> **TASK TO CARRY OUT**
Output every entry exactly as written, skipping any pictures.

Saved data entries
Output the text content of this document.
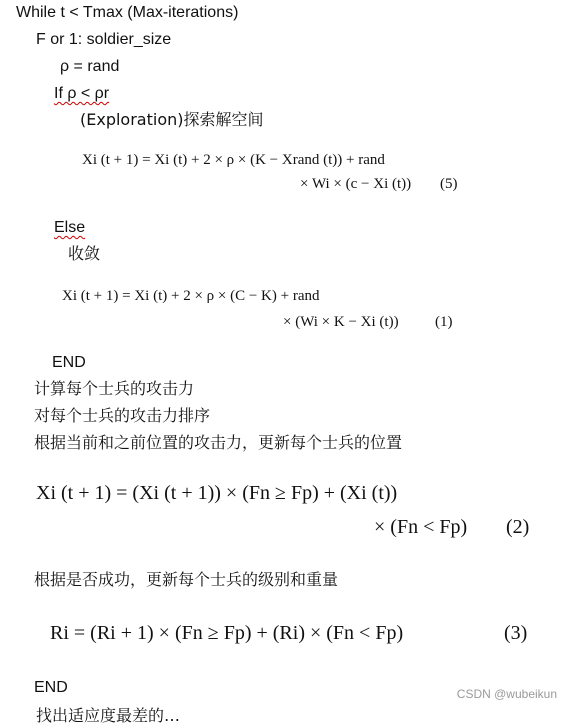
While t < Tmax (Max-iterations)
F or 1: soldier_size
ρ = rand
If ρ < ρr
(Exploration)探索解空间
Xi (t + 1) = Xi (t) + 2 × ρ × (K − Xrand (t)) + rand
× Wi × (c − Xi (t)) (5)
Else
收敛
Xi (t + 1) = Xi (t) + 2 × ρ × (C − K) + rand
× (Wi × K − Xi (t)) (1)
END
计算每个士兵的攻击力
对每个士兵的攻击力排序
根据当前和之前位置的攻击力，更新每个士兵的位置
Xi (t + 1) = (Xi (t + 1)) × (Fn ≥ Fp) + (Xi (t))
× (Fn < Fp) (2)
根据是否成功，更新每个士兵的级别和重量
Ri = (Ri + 1) × (Fn ≥ Fp) + (Ri) × (Fn < Fp)	(3)
END
找出适应度最差的…
CSDN @wubeikun
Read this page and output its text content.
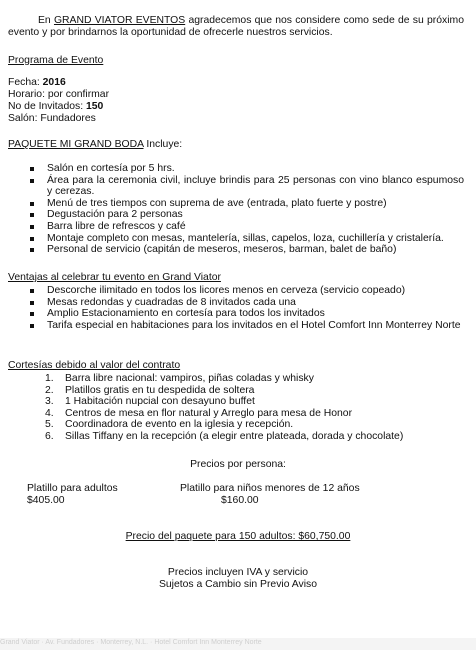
En GRAND VIATOR EVENTOS agradecemos que nos considere como sede de su próximo evento y por brindarnos la oportunidad de ofrecerle nuestros servicios.
Programa de Evento
Fecha: 2016
Horario: por confirmar
No de Invitados: 150
Salón: Fundadores
PAQUETE MI GRAND BODA Incluye:
Salón en cortesía por 5 hrs.
Área para la ceremonia civil, incluye brindis para 25 personas con vino blanco espumoso y cerezas.
Menú de tres tiempos con suprema de ave (entrada, plato fuerte y postre)
Degustación para 2 personas
Barra libre de refrescos y café
Montaje completo con mesas, mantelería, sillas, capelos, loza, cuchillería y cristalería.
Personal de servicio (capitán de meseros, meseros, barman, balet de baño)
Ventajas al celebrar tu evento en Grand Viator
Descorche ilimitado en todos los licores menos en cerveza (servicio copeado)
Mesas redondas y cuadradas de 8 invitados cada una
Amplio Estacionamiento en cortesía para todos los invitados
Tarifa especial en habitaciones para los invitados en el Hotel Comfort Inn Monterrey Norte
Cortesías debido al valor del contrato
1. Barra libre nacional: vampiros, piñas coladas y whisky
2. Platillos gratis en tu despedida de soltera
3. 1 Habitación nupcial con desayuno buffet
4. Centros de mesa en flor natural y Arreglo para mesa de Honor
5. Coordinadora de evento en la iglesia y recepción.
6. Sillas Tiffany en la recepción (a elegir entre plateada, dorada y chocolate)
Precios por persona:
Platillo para adultos
$405.00
Platillo para niños menores de 12 años
$160.00
Precio del paquete para 150 adultos: $60,750.00
Precios incluyen IVA y servicio
Sujetos a Cambio sin Previo Aviso
Grand Viator · Av. Fundadores · Monterrey, N.L. · Hotel Comfort Inn Monterrey Norte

> **COMPLETED TASK**
Output the text content of this document.
While t < Tmax (Max-iterations)
F or 1: soldier_size
ρ = rand
If ρ < ρr
(Exploration)探索解空间
Xi (t + 1) = Xi (t) + 2 × ρ × (K − Xrand (t)) + rand
× Wi × (c − Xi (t)) (5)
Else
收敛
Xi (t + 1) = Xi (t) + 2 × ρ × (C − K) + rand
× (Wi × K − Xi (t)) (1)
END
计算每个士兵的攻击力
对每个士兵的攻击力排序
根据当前和之前位置的攻击力，更新每个士兵的位置
Xi (t + 1) = (Xi (t + 1)) × (Fn ≥ Fp) + (Xi (t))
× (Fn < Fp) (2)
根据是否成功，更新每个士兵的级别和重量
Ri = (Ri + 1) × (Fn ≥ Fp) + (Ri) × (Fn < Fp)	(3)
END
找出适应度最差的…
CSDN @wubeikun
Read this page and output its text content.
En GRAND VIATOR EVENTOS agradecemos que nos considere como sede de su próximo evento y por brindarnos la oportunidad de ofrecerle nuestros servicios.
Programa de Evento
Fecha: 2016
Horario: por confirmar
No de Invitados: 150
Salón: Fundadores
PAQUETE MI GRAND BODA Incluye:
Salón en cortesía por 5 hrs.
Área para la ceremonia civil, incluye brindis para 25 personas con vino blanco espumoso y cerezas.
Menú de tres tiempos con suprema de ave (entrada, plato fuerte y postre)
Degustación para 2 personas
Barra libre de refrescos y café
Montaje completo con mesas, mantelería, sillas, capelos, loza, cuchillería y cristalería.
Personal de servicio (capitán de meseros, meseros, barman, balet de baño)
Ventajas al celebrar tu evento en Grand Viator
Descorche ilimitado en todos los licores menos en cerveza (servicio copeado)
Mesas redondas y cuadradas de 8 invitados cada una
Amplio Estacionamiento en cortesía para todos los invitados
Tarifa especial en habitaciones para los invitados en el Hotel Comfort Inn Monterrey Norte
Cortesías debido al valor del contrato
1. Barra libre nacional: vampiros, piñas coladas y whisky
2. Platillos gratis en tu despedida de soltera
3. 1 Habitación nupcial con desayuno buffet
4. Centros de mesa en flor natural y Arreglo para mesa de Honor
5. Coordinadora de evento en la iglesia y recepción.
6. Sillas Tiffany en la recepción (a elegir entre plateada, dorada y chocolate)
Precios por persona:
Platillo para adultos
$405.00
Platillo para niños menores de 12 años
$160.00
Precio del paquete para 150 adultos: $60,750.00
Precios incluyen IVA y servicio
Sujetos a Cambio sin Previo Aviso
Grand Viator · Av. Fundadores · Monterrey, N.L. · Hotel Comfort Inn Monterrey Norte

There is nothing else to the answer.